* [TEXTO DO DOCUMENTO]:
···

Porto da Figueira da Foz: A porta de entrada para uma região de tradição turística

Porto da Figueira da Foz: A porta de entrada para uma região de tradição turística

Categoria Business, Transportes

Assumindo-se como um porto de importância regional que serve o Centro do país, o Porto da Figueira da Foz pode receber navios de cruzeiro de pequeno porte e conta com uma marina com 350 postos de amarração.
É, sem dúvida, uma das portas de entrada para uma cidade com forte tradição e vocação para o turismo. Situando-se na foz do Rio Mondego, e contando com infra-estruturas ligadas ao setor turístico – a marina e o porto comercial – o Porto da Figueira da Foz encontra-se bem dotado dos serviços essenciais para movimentar e receber todo o tipo de navios. Além disso, as acessibilidades, terrestres e ferroviárias, são excelentes e permitem ligações rápidas e cómodas a toda a Região Centro, conforme assegura a Administração do Porto da Figueira da Foz (APFF).

···

(Itens de um conjunto de dados)
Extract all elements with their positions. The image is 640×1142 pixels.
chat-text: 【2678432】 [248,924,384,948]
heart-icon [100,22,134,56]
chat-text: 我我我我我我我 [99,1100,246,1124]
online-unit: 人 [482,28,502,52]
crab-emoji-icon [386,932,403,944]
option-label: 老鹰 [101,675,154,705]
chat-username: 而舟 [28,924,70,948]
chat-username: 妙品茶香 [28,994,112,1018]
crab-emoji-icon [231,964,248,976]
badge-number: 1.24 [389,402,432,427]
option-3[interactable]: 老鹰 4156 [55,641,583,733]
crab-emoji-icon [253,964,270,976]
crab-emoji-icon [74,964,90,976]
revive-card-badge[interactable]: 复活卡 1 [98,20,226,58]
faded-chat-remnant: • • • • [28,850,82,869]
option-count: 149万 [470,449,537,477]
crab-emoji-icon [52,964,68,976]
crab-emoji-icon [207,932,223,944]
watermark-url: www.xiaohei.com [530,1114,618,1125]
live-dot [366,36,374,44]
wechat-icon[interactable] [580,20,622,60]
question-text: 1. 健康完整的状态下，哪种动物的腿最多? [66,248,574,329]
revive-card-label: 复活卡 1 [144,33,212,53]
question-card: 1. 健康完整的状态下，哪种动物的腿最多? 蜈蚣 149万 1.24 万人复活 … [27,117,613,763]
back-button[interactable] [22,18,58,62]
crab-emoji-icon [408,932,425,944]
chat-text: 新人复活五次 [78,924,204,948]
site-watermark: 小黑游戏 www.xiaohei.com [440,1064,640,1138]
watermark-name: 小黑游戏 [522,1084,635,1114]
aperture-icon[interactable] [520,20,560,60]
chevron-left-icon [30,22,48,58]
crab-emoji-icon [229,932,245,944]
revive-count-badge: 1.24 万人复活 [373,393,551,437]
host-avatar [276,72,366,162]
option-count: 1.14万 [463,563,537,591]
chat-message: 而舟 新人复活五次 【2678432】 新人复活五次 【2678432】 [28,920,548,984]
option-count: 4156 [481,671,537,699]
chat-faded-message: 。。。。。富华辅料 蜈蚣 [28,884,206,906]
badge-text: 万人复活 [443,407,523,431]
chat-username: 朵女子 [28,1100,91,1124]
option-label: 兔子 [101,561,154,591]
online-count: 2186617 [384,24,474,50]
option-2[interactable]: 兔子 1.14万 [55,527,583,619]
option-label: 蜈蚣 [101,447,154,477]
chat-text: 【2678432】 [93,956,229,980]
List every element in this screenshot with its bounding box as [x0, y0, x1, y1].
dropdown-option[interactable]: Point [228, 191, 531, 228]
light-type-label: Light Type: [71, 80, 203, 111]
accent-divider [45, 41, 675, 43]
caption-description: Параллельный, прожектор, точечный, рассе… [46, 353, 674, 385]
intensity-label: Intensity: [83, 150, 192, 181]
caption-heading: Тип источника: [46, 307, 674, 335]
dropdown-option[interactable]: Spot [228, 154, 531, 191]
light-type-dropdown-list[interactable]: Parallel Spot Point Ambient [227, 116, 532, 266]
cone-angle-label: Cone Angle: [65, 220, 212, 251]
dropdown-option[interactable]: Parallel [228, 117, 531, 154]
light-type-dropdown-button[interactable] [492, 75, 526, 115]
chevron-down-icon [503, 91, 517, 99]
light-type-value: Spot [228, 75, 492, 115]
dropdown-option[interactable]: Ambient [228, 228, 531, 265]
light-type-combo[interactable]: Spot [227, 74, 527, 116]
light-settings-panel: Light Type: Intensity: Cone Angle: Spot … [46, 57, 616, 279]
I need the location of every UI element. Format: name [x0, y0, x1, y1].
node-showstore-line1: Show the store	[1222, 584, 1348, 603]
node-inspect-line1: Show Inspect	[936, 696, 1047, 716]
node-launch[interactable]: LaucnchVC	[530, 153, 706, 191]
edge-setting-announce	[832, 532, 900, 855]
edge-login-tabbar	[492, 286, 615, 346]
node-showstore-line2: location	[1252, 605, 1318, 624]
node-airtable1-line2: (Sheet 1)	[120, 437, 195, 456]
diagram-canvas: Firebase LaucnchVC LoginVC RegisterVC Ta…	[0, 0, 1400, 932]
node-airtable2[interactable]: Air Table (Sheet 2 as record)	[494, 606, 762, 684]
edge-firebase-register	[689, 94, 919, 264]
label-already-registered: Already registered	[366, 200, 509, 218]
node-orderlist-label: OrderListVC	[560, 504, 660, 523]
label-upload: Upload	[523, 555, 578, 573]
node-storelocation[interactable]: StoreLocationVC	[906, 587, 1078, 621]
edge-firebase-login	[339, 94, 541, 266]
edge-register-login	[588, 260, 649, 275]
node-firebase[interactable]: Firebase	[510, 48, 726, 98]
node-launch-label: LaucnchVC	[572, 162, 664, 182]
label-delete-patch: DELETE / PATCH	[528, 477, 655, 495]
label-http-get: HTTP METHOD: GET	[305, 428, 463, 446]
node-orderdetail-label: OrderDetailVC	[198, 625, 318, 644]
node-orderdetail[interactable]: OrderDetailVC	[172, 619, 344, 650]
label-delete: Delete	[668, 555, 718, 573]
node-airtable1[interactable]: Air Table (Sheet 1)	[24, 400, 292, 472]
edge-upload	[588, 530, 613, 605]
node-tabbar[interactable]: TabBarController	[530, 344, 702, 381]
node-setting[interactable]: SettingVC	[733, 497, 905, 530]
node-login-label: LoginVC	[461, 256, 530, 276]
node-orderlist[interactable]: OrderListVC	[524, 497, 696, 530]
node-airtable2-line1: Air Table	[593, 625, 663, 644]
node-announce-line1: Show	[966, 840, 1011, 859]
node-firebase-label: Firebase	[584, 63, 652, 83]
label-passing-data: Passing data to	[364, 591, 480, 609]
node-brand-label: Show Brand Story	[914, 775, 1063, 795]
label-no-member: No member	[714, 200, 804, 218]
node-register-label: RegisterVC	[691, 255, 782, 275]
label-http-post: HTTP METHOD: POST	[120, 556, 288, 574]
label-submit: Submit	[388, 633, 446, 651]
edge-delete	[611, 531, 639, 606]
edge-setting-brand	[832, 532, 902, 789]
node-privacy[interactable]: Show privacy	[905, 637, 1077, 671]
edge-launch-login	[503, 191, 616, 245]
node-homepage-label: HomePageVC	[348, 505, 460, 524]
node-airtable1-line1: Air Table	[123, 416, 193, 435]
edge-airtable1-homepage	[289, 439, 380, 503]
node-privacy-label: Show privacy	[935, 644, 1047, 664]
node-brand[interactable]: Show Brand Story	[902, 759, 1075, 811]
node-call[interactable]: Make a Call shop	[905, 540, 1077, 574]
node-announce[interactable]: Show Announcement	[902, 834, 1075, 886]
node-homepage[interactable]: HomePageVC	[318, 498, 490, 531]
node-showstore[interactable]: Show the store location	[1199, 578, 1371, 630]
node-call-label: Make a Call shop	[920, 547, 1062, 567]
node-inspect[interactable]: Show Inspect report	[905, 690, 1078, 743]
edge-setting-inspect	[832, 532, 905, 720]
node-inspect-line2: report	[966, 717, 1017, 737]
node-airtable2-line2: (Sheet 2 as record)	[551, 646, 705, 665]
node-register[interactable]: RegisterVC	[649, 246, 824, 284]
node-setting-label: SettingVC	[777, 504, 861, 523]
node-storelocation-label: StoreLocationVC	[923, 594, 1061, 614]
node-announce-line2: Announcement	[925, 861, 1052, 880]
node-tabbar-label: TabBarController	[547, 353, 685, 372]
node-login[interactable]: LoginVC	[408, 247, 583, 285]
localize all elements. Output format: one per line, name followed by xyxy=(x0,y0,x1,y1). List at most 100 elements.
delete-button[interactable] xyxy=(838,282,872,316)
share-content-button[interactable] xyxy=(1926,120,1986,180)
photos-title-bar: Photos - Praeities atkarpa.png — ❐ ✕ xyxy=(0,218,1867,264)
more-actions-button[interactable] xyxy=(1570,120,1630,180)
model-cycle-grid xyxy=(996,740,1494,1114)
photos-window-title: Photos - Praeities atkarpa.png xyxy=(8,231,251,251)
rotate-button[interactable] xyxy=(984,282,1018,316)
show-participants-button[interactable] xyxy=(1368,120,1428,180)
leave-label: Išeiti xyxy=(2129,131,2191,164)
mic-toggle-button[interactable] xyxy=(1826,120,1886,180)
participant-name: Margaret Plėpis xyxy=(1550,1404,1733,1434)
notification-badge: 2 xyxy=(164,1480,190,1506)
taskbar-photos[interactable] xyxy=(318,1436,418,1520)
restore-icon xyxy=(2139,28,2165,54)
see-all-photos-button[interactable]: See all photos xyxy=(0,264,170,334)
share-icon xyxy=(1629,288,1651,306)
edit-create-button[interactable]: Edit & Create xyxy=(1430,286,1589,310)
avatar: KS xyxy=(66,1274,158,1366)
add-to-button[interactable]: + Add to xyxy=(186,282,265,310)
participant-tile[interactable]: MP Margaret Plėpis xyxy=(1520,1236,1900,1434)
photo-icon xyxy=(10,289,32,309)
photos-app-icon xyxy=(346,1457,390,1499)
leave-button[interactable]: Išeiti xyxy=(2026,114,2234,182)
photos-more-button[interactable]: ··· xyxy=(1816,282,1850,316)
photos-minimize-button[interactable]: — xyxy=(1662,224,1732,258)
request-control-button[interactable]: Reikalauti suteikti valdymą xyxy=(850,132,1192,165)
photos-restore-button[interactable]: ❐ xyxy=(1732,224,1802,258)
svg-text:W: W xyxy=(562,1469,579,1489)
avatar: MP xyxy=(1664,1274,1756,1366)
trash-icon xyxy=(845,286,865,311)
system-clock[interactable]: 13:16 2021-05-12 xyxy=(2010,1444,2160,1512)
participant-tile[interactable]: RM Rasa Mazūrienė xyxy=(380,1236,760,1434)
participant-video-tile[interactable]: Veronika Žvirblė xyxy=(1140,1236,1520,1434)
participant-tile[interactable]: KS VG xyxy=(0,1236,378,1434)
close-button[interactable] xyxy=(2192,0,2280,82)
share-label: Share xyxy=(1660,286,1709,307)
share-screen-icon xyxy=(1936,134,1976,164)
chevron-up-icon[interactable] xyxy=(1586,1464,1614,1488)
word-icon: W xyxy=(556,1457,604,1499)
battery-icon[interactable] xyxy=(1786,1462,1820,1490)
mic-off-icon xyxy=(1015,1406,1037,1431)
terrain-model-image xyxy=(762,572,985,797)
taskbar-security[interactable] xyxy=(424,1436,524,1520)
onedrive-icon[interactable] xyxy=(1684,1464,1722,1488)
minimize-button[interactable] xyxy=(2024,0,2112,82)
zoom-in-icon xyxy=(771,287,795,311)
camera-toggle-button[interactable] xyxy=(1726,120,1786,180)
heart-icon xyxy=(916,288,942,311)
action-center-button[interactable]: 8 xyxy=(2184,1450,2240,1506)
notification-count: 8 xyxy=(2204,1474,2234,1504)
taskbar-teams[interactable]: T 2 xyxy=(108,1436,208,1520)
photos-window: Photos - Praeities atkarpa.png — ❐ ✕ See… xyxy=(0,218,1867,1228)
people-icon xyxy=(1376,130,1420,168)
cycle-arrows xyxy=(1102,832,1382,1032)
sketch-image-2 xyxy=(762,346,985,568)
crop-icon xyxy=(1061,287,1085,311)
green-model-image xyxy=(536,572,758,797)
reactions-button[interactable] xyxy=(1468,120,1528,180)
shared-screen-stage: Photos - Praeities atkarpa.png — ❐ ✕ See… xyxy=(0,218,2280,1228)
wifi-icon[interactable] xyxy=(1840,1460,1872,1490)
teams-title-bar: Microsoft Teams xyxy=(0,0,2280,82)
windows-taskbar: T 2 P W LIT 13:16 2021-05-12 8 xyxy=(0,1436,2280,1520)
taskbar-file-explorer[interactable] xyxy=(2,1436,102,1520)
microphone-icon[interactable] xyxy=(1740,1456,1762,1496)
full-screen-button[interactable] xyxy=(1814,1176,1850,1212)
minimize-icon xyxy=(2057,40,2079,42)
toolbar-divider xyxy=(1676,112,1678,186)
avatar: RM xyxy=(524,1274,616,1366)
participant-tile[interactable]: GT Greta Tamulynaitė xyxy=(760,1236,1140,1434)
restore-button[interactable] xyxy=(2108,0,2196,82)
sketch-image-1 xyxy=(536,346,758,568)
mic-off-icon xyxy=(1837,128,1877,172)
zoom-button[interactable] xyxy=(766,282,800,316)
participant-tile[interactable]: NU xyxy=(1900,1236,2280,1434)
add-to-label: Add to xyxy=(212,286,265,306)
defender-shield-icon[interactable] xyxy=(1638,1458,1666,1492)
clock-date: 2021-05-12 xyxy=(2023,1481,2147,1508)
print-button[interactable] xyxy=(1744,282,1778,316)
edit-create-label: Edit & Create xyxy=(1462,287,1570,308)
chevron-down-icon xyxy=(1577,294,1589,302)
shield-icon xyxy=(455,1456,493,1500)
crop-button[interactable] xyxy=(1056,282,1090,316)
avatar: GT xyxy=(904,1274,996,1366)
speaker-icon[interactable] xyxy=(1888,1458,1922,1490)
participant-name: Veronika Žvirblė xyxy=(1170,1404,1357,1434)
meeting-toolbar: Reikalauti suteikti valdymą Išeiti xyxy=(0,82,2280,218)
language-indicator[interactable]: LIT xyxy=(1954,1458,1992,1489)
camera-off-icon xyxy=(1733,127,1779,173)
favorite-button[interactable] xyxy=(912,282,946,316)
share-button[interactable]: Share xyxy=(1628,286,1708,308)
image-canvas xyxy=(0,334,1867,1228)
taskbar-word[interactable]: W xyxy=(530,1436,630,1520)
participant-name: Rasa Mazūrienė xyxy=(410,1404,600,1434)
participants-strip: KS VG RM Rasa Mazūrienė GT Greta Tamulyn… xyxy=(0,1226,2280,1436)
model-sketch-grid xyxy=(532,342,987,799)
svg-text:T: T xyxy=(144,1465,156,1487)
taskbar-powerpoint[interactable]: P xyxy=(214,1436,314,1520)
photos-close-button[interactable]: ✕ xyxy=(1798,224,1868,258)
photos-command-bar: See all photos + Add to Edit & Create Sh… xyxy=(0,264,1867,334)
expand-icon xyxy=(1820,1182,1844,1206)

···

* [TAREFA A]:
Copie fielmente o trecho do texto sobre o Porto da Figueira da Foz que começa em "É, sem dúvida, uma" e prossegue até "da Foz (APFF).".
* [TAREFA B]:
Dê continuidade ao texto sobre o Porto da Figueira da Foz a partir do ponto em que ele termina.

* [RESPOSTA A]:
É, sem dúvida, uma das portas de entrada para uma cidade com forte tradição e vocação para o turismo. Situando-se na foz do Rio Mondego, e contando com infra-estruturas ligadas ao setor turístico – a marina e o porto comercial – o Porto da Figueira da Foz encontra-se bem dotado dos serviços essenciais para movimentar e receber todo o tipo de navios. Além disso, as acessibilidades, terrestres e ferroviárias, são excelentes e permitem ligações rápidas e cómodas a toda a Região Centro, conforme assegura a Administração do Porto da Figueira da Foz (APFF).

* [RESPOSTA B]:
Atualmente, o porto pode receber navios de cruzeiro até 120 m de comprimento, com alguma flexibilidade até 130 m, e 6,5 m de calado máximo. No que diz respeito à náutica de recreio, pode receber embarcações até 20 m de comprimento e 3 m de calado.

A Marina conta com 350 postos de amarração divididos por duas docas, e os clientes podem usufruir de fornecimento de água e energia elétrica nos passadiços. Na proximidade dispõem de serviços de assistência náutica, fornecimento de combustíveis e equipamentos, clubes náuticos e ainda restaurantes, bares e zonas públicas de lazer. APFF recorda que Figueira da Foz tem várias atrações turísticas e “belezas naturais ímpares, como a serra e as áreas fluviais, excelente oferta gastronómica” e está inserida numa região de elevado potencial turístico, destacando-se as cidades de Coimbra, Conimbriga, Leiria, Fátima e Alcobaça.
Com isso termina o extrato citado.